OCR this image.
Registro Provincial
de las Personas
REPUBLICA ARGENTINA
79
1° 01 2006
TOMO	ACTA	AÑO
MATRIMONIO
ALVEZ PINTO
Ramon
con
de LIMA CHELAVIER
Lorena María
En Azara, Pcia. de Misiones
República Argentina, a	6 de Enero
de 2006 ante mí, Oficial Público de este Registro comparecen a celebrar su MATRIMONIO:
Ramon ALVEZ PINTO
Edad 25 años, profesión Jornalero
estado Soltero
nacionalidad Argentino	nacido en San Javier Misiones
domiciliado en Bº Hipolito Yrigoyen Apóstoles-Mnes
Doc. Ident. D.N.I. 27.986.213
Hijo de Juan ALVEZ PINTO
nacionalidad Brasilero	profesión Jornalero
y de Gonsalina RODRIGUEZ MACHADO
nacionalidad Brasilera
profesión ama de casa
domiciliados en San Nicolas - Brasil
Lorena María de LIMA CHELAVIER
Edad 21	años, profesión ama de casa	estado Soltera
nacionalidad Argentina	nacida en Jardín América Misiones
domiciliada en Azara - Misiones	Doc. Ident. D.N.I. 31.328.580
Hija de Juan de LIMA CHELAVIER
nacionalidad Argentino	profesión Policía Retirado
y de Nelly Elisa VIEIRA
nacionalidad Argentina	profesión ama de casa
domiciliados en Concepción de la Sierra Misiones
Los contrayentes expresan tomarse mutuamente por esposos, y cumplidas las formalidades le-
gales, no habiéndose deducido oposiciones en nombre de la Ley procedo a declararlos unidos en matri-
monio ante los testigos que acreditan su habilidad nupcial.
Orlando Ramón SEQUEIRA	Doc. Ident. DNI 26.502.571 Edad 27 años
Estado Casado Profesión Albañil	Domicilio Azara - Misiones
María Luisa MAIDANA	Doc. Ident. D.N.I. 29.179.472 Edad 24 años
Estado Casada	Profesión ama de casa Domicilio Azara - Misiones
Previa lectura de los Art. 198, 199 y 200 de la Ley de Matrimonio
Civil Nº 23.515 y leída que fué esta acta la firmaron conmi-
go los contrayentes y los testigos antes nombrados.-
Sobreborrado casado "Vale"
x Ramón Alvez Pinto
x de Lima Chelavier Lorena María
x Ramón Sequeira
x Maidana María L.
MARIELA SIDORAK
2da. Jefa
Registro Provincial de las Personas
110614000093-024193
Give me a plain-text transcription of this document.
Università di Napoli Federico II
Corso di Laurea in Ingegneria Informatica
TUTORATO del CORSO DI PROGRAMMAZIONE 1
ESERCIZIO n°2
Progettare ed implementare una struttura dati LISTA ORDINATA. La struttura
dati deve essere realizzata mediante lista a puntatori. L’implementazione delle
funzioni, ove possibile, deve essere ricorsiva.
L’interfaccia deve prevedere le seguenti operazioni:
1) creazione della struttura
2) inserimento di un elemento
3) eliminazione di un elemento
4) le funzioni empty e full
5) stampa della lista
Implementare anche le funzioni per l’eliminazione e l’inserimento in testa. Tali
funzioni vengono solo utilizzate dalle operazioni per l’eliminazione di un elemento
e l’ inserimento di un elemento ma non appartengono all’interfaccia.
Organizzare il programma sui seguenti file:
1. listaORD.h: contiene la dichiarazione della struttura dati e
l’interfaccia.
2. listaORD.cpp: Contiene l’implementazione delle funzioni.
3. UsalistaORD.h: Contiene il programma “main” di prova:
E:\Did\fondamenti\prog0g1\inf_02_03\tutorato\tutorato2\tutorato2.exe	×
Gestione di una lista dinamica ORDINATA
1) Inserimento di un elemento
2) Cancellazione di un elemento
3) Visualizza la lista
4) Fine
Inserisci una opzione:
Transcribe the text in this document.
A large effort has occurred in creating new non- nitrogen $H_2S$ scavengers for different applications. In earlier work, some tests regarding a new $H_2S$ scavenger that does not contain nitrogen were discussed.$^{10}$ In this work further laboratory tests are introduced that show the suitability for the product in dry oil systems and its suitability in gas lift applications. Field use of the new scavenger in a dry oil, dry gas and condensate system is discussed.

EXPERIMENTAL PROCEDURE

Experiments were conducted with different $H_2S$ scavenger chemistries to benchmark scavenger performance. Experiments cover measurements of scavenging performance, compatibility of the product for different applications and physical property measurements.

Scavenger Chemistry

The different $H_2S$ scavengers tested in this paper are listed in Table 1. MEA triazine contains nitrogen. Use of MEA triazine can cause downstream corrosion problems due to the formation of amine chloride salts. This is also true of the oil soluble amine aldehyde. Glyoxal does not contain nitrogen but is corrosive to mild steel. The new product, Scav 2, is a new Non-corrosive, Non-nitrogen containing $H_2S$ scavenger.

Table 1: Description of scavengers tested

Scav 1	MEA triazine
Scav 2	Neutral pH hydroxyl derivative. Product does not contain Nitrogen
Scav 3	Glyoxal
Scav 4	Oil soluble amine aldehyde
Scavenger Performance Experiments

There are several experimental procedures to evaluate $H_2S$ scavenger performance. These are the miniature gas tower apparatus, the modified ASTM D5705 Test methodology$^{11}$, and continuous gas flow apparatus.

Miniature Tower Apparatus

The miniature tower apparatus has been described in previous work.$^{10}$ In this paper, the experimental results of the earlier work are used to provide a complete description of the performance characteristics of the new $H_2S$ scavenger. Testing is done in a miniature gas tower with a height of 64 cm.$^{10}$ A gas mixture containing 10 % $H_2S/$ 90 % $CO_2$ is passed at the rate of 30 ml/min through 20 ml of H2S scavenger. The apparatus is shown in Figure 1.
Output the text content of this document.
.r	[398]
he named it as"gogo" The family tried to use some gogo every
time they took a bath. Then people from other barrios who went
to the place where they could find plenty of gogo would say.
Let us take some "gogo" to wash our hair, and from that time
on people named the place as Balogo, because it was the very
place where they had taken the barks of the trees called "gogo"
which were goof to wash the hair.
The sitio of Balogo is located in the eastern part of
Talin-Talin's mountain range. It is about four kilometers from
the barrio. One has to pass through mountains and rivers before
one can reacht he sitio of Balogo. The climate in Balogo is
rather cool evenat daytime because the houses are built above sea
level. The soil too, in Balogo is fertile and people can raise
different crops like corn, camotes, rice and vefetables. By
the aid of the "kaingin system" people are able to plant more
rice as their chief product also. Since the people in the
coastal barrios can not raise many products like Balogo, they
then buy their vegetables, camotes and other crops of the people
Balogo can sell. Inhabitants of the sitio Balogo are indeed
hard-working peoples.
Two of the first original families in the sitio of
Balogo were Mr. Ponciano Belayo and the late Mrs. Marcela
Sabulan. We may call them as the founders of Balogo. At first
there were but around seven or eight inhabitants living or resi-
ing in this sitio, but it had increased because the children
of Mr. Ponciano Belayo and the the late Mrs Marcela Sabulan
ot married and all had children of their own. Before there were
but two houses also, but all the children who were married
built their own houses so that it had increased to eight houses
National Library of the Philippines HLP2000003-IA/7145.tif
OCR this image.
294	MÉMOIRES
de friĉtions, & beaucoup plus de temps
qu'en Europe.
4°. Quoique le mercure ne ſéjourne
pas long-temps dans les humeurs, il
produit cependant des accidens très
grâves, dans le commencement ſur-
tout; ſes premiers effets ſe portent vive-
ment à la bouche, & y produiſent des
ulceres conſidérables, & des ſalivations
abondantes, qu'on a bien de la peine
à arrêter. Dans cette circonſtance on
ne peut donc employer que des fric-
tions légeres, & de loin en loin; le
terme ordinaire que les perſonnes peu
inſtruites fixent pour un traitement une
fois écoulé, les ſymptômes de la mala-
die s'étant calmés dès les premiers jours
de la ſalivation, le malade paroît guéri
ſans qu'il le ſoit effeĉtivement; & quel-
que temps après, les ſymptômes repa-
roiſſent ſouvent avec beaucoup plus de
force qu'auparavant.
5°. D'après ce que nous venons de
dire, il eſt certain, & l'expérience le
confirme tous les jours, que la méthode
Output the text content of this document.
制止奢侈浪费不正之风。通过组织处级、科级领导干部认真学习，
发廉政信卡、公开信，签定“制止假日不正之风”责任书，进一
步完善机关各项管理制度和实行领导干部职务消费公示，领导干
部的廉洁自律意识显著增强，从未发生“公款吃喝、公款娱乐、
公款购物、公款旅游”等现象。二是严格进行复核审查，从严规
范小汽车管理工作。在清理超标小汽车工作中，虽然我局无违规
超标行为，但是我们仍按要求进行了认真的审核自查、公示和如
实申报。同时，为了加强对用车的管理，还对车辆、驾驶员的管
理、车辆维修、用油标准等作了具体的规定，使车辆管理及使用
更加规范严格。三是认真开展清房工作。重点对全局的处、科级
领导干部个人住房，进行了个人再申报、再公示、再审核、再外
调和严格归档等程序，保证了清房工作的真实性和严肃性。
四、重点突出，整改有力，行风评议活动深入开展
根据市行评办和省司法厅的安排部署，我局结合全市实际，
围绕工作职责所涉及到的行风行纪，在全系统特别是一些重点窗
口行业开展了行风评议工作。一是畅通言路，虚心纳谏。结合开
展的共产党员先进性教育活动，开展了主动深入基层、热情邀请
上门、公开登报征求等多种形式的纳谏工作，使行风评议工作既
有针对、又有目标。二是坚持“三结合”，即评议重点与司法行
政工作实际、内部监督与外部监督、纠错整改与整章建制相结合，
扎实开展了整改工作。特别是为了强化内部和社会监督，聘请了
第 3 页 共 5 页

*WHAT TO WORK ON*. Copy out all lines that carry the word "ſymptômes".

*FINISHED EXERCISE*.
fois écoulé, les ſymptômes de la mala-
que temps après, les ſymptômes repa-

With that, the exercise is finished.